**What you are asked to do:**
Transcribe every line of each of the following entries, keeping the original wording and order.

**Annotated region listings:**
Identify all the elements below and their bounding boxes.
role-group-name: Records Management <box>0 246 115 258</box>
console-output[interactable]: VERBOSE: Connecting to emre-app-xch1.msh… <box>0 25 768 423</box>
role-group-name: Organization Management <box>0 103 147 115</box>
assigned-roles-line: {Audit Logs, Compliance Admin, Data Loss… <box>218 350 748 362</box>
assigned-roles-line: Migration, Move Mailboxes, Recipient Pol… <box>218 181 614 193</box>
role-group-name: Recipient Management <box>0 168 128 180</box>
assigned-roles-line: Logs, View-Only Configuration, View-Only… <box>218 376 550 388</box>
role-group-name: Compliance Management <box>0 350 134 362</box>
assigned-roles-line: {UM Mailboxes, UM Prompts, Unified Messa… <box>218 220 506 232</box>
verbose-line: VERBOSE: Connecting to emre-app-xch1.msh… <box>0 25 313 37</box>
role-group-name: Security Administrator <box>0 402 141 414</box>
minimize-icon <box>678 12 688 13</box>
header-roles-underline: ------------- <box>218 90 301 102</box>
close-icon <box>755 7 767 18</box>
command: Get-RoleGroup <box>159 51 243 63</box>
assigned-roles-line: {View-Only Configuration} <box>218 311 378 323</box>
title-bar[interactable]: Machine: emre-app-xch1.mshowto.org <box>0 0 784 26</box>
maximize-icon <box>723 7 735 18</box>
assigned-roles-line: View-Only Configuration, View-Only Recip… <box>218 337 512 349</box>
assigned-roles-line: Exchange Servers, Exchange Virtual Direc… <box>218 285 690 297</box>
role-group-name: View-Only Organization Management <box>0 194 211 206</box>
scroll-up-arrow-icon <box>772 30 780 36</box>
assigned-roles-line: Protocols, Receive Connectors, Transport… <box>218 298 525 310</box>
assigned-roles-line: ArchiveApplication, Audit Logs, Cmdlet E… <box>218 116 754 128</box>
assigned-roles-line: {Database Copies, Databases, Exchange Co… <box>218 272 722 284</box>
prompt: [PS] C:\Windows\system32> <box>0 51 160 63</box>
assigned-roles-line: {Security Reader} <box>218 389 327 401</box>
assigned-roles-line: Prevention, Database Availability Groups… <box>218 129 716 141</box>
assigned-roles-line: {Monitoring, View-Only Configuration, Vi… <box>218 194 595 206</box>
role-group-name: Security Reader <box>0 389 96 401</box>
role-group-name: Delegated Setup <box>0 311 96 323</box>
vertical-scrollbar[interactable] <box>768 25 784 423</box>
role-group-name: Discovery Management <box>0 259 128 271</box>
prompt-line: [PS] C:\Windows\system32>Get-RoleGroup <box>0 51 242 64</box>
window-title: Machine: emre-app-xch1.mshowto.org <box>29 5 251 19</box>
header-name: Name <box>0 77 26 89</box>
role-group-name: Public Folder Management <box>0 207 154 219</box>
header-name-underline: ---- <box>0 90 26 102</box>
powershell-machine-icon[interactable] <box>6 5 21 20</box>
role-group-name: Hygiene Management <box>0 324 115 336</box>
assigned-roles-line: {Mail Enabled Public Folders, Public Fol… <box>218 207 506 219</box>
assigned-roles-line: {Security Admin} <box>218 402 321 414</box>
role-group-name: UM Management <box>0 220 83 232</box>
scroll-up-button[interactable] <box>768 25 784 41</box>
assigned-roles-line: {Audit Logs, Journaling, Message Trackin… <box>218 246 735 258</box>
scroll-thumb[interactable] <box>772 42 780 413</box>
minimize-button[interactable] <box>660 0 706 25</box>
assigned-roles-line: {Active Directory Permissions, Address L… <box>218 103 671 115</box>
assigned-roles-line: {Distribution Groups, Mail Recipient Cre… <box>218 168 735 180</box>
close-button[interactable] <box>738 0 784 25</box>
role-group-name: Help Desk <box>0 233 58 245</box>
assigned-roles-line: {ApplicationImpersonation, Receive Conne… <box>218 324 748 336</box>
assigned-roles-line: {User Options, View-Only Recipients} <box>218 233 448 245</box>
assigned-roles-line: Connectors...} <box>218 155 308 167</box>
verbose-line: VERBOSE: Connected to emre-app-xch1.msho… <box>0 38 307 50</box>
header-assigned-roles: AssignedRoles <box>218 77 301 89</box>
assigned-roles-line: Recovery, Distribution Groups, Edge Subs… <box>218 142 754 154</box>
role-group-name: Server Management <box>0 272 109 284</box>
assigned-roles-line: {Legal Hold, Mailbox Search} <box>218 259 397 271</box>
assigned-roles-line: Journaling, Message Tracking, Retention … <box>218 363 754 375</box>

**Right answer:**
Identify all the elements below and their bounding boxes.
role-group-name: Records Management <box>0 246 115 258</box>
console-output[interactable]: VERBOSE: Connecting to emre-app-xch1.msh… <box>0 25 768 423</box>
role-group-name: Organization Management <box>0 103 147 115</box>
assigned-roles-line: {Audit Logs, Compliance Admin, Data Loss… <box>218 350 748 362</box>
assigned-roles-line: Migration, Move Mailboxes, Recipient Pol… <box>218 181 614 193</box>
role-group-name: Recipient Management <box>0 168 128 180</box>
assigned-roles-line: Logs, View-Only Configuration, View-Only… <box>218 376 550 388</box>
role-group-name: Compliance Management <box>0 350 134 362</box>
assigned-roles-line: {UM Mailboxes, UM Prompts, Unified Messa… <box>218 220 506 232</box>
verbose-line: VERBOSE: Connecting to emre-app-xch1.msh… <box>0 25 313 37</box>
role-group-name: Security Administrator <box>0 402 141 414</box>
minimize-icon <box>678 12 688 13</box>
header-roles-underline: ------------- <box>218 90 301 102</box>
close-icon <box>755 7 767 18</box>
command: Get-RoleGroup <box>159 51 243 63</box>
assigned-roles-line: {View-Only Configuration} <box>218 311 378 323</box>
title-bar[interactable]: Machine: emre-app-xch1.mshowto.org <box>0 0 784 26</box>
maximize-icon <box>723 7 735 18</box>
assigned-roles-line: View-Only Configuration, View-Only Recip… <box>218 337 512 349</box>
assigned-roles-line: Exchange Servers, Exchange Virtual Direc… <box>218 285 690 297</box>
role-group-name: View-Only Organization Management <box>0 194 211 206</box>
scroll-up-arrow-icon <box>772 30 780 36</box>
assigned-roles-line: Protocols, Receive Connectors, Transport… <box>218 298 525 310</box>
assigned-roles-line: ArchiveApplication, Audit Logs, Cmdlet E… <box>218 116 754 128</box>
assigned-roles-line: {Database Copies, Databases, Exchange Co… <box>218 272 722 284</box>
prompt: [PS] C:\Windows\system32> <box>0 51 160 63</box>
assigned-roles-line: {Security Reader} <box>218 389 327 401</box>
assigned-roles-line: Prevention, Database Availability Groups… <box>218 129 716 141</box>
assigned-roles-line: {Monitoring, View-Only Configuration, Vi… <box>218 194 595 206</box>
role-group-name: Security Reader <box>0 389 96 401</box>
role-group-name: Delegated Setup <box>0 311 96 323</box>
vertical-scrollbar[interactable] <box>768 25 784 423</box>
role-group-name: Discovery Management <box>0 259 128 271</box>
prompt-line: [PS] C:\Windows\system32>Get-RoleGroup <box>0 51 242 64</box>
window-title: Machine: emre-app-xch1.mshowto.org <box>29 5 251 19</box>
header-name: Name <box>0 77 26 89</box>
role-group-name: Public Folder Management <box>0 207 154 219</box>
header-name-underline: ---- <box>0 90 26 102</box>
powershell-machine-icon[interactable] <box>6 5 21 20</box>
role-group-name: Hygiene Management <box>0 324 115 336</box>
assigned-roles-line: {Mail Enabled Public Folders, Public Fol… <box>218 207 506 219</box>
assigned-roles-line: {Security Admin} <box>218 402 321 414</box>
role-group-name: UM Management <box>0 220 83 232</box>
scroll-up-button[interactable] <box>768 25 784 41</box>
assigned-roles-line: {Audit Logs, Journaling, Message Trackin… <box>218 246 735 258</box>
scroll-thumb[interactable] <box>772 42 780 413</box>
minimize-button[interactable] <box>660 0 706 25</box>
assigned-roles-line: {Active Directory Permissions, Address L… <box>218 103 671 115</box>
assigned-roles-line: {Distribution Groups, Mail Recipient Cre… <box>218 168 735 180</box>
close-button[interactable] <box>738 0 784 25</box>
role-group-name: Help Desk <box>0 233 58 245</box>
assigned-roles-line: {ApplicationImpersonation, Receive Conne… <box>218 324 748 336</box>
assigned-roles-line: {User Options, View-Only Recipients} <box>218 233 448 245</box>
assigned-roles-line: Connectors...} <box>218 155 308 167</box>
verbose-line: VERBOSE: Connected to emre-app-xch1.msho… <box>0 38 307 50</box>
header-assigned-roles: AssignedRoles <box>218 77 301 89</box>
assigned-roles-line: Recovery, Distribution Groups, Edge Subs… <box>218 142 754 154</box>
role-group-name: Server Management <box>0 272 109 284</box>
assigned-roles-line: {Legal Hold, Mailbox Search} <box>218 259 397 271</box>
assigned-roles-line: Journaling, Message Tracking, Retention … <box>218 363 754 375</box>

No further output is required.